-- EXERCISE REQUIREMENTS --
Restate each of the lines given below, word for word.

-- STORED RECORDS --
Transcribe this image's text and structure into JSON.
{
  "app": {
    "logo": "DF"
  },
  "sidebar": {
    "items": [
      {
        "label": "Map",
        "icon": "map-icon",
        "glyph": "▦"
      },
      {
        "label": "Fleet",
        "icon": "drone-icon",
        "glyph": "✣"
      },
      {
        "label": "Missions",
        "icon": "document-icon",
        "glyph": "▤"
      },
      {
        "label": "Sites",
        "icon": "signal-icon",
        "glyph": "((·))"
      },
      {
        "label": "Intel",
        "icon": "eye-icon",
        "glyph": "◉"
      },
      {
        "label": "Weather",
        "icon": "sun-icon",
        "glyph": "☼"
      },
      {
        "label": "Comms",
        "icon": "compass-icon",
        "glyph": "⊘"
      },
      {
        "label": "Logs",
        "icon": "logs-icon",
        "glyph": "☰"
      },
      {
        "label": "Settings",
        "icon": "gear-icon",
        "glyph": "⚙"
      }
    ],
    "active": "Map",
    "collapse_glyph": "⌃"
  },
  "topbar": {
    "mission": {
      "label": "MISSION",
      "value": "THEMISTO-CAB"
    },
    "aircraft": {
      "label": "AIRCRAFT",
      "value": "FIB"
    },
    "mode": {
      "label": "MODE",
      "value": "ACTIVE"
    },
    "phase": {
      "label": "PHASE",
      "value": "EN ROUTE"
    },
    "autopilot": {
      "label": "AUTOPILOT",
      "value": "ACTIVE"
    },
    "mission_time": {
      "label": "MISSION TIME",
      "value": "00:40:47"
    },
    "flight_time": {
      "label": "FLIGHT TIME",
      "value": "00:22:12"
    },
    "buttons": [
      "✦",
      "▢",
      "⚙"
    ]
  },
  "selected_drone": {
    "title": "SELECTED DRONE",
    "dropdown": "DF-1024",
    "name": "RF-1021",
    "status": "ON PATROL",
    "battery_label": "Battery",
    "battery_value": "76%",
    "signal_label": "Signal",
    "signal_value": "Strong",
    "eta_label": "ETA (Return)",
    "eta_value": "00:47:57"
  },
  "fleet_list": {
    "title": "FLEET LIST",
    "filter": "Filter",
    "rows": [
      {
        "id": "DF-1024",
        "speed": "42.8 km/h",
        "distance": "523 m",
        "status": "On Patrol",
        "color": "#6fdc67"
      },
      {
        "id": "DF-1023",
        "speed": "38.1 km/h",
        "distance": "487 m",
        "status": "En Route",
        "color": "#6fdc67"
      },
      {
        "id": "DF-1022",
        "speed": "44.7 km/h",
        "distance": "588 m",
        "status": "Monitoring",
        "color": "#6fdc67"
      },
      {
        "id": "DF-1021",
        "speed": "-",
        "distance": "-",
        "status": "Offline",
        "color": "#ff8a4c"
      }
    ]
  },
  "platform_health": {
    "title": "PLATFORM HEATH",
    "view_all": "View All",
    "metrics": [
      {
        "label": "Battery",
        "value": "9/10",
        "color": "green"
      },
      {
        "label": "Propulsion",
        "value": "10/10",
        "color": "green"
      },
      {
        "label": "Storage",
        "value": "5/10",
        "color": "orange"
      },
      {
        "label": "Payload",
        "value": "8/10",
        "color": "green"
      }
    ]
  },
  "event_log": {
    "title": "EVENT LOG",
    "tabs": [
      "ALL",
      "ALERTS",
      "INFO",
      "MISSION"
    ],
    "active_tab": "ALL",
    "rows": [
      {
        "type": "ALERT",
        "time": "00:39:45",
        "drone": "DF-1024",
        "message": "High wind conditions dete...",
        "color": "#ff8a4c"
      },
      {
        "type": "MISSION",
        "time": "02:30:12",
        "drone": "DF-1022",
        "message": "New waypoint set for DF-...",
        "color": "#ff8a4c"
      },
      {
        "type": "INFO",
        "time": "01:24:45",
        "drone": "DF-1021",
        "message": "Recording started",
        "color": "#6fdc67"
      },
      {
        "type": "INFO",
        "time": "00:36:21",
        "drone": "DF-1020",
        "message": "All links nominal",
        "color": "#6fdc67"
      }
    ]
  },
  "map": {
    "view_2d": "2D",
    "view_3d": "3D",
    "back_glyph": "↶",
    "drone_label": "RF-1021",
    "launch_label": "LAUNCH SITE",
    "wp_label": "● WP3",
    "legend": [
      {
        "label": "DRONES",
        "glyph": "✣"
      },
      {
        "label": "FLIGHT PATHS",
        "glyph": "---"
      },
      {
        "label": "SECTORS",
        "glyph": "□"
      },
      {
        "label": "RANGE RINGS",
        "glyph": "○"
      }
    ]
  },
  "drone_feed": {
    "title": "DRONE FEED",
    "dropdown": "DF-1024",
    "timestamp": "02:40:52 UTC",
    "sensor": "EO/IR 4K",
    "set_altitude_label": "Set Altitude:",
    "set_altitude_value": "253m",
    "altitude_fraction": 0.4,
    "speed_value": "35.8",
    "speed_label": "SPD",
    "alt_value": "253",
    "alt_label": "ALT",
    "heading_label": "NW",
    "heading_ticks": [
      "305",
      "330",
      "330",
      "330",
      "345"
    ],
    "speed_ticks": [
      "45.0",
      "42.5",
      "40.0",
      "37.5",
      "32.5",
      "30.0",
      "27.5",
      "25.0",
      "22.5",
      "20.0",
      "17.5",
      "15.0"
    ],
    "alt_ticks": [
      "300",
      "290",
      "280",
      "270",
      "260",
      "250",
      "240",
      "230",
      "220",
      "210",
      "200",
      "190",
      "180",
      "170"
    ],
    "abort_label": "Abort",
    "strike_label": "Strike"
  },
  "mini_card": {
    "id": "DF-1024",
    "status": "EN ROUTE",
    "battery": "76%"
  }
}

-- SOLUTION TO THE EXERCISE --
Transcribe this image's text and structure into JSON.
{
  "app": {
    "logo": "DF"
  },
  "sidebar": {
    "items": [
      {
        "label": "Map",
        "icon": "map-icon",
        "glyph": "▦"
      },
      {
        "label": "Fleet",
        "icon": "drone-icon",
        "glyph": "✣"
      },
      {
        "label": "Missions",
        "icon": "document-icon",
        "glyph": "▤"
      },
      {
        "label": "Sites",
        "icon": "signal-icon",
        "glyph": "((·))"
      },
      {
        "label": "Intel",
        "icon": "eye-icon",
        "glyph": "◉"
      },
      {
        "label": "Weather",
        "icon": "sun-icon",
        "glyph": "☼"
      },
      {
        "label": "Comms",
        "icon": "compass-icon",
        "glyph": "⊘"
      },
      {
        "label": "Logs",
        "icon": "logs-icon",
        "glyph": "☰"
      },
      {
        "label": "Settings",
        "icon": "gear-icon",
        "glyph": "⚙"
      }
    ],
    "active": "Map",
    "collapse_glyph": "⌃"
  },
  "topbar": {
    "mission": {
      "label": "MISSION",
      "value": "THEMISTO-CAB"
    },
    "aircraft": {
      "label": "AIRCRAFT",
      "value": "FIB"
    },
    "mode": {
      "label": "MODE",
      "value": "ACTIVE"
    },
    "phase": {
      "label": "PHASE",
      "value": "EN ROUTE"
    },
    "autopilot": {
      "label": "AUTOPILOT",
      "value": "ACTIVE"
    },
    "mission_time": {
      "label": "MISSION TIME",
      "value": "00:40:47"
    },
    "flight_time": {
      "label": "FLIGHT TIME",
      "value": "00:22:12"
    },
    "buttons": [
      "✦",
      "▢",
      "⚙"
    ]
  },
  "selected_drone": {
    "title": "SELECTED DRONE",
    "dropdown": "DF-1024",
    "name": "RF-1021",
    "status": "ON PATROL",
    "battery_label": "Battery",
    "battery_value": "76%",
    "signal_label": "Signal",
    "signal_value": "Strong",
    "eta_label": "ETA (Return)",
    "eta_value": "00:47:57"
  },
  "fleet_list": {
    "title": "FLEET LIST",
    "filter": "Filter",
    "rows": [
      {
        "id": "DF-1024",
        "speed": "42.8 km/h",
        "distance": "523 m",
        "status": "On Patrol",
        "color": "#6fdc67"
      },
      {
        "id": "DF-1023",
        "speed": "38.1 km/h",
        "distance": "487 m",
        "status": "En Route",
        "color": "#6fdc67"
      },
      {
        "id": "DF-1022",
        "speed": "44.7 km/h",
        "distance": "588 m",
        "status": "Monitoring",
        "color": "#6fdc67"
      },
      {
        "id": "DF-1021",
        "speed": "-",
        "distance": "-",
        "status": "Offline",
        "color": "#ff8a4c"
      }
    ]
  },
  "platform_health": {
    "title": "PLATFORM HEATH",
    "view_all": "View All",
    "metrics": [
      {
        "label": "Battery",
        "value": "9/10",
        "color": "green"
      },
      {
        "label": "Propulsion",
        "value": "10/10",
        "color": "green"
      },
      {
        "label": "Storage",
        "value": "5/10",
        "color": "orange"
      },
      {
        "label": "Payload",
        "value": "8/10",
        "color": "green"
      }
    ]
  },
  "event_log": {
    "title": "EVENT LOG",
    "tabs": [
      "ALL",
      "ALERTS",
      "INFO",
      "MISSION"
    ],
    "active_tab": "ALL",
    "rows": [
      {
        "type": "ALERT",
        "time": "00:39:45",
        "drone": "DF-1024",
        "message": "High wind conditions dete...",
        "color": "#ff8a4c"
      },
      {
        "type": "MISSION",
        "time": "02:30:12",
        "drone": "DF-1022",
        "message": "New waypoint set for DF-...",
        "color": "#ff8a4c"
      },
      {
        "type": "INFO",
        "time": "01:24:45",
        "drone": "DF-1021",
        "message": "Recording started",
        "color": "#6fdc67"
      },
      {
        "type": "INFO",
        "time": "00:36:21",
        "drone": "DF-1020",
        "message": "All links nominal",
        "color": "#6fdc67"
      }
    ]
  },
  "map": {
    "view_2d": "2D",
    "view_3d": "3D",
    "back_glyph": "↶",
    "drone_label": "RF-1021",
    "launch_label": "LAUNCH SITE",
    "wp_label": "● WP3",
    "legend": [
      {
        "label": "DRONES",
        "glyph": "✣"
      },
      {
        "label": "FLIGHT PATHS",
        "glyph": "---"
      },
      {
        "label": "SECTORS",
        "glyph": "□"
      },
      {
        "label": "RANGE RINGS",
        "glyph": "○"
      }
    ]
  },
  "drone_feed": {
    "title": "DRONE FEED",
    "dropdown": "DF-1024",
    "timestamp": "02:40:52 UTC",
    "sensor": "EO/IR 4K",
    "set_altitude_label": "Set Altitude:",
    "set_altitude_value": "253m",
    "altitude_fraction": 0.4,
    "speed_value": "35.8",
    "speed_label": "SPD",
    "alt_value": "253",
    "alt_label": "ALT",
    "heading_label": "NW",
    "heading_ticks": [
      "305",
      "330",
      "330",
      "330",
      "345"
    ],
    "speed_ticks": [
      "45.0",
      "42.5",
      "40.0",
      "37.5",
      "32.5",
      "30.0",
      "27.5",
      "25.0",
      "22.5",
      "20.0",
      "17.5",
      "15.0"
    ],
    "alt_ticks": [
      "300",
      "290",
      "280",
      "270",
      "260",
      "250",
      "240",
      "230",
      "220",
      "210",
      "200",
      "190",
      "180",
      "170"
    ],
    "abort_label": "Abort",
    "strike_label": "Strike"
  },
  "mini_card": {
    "id": "DF-1024",
    "status": "EN ROUTE",
    "battery": "76%"
  }
}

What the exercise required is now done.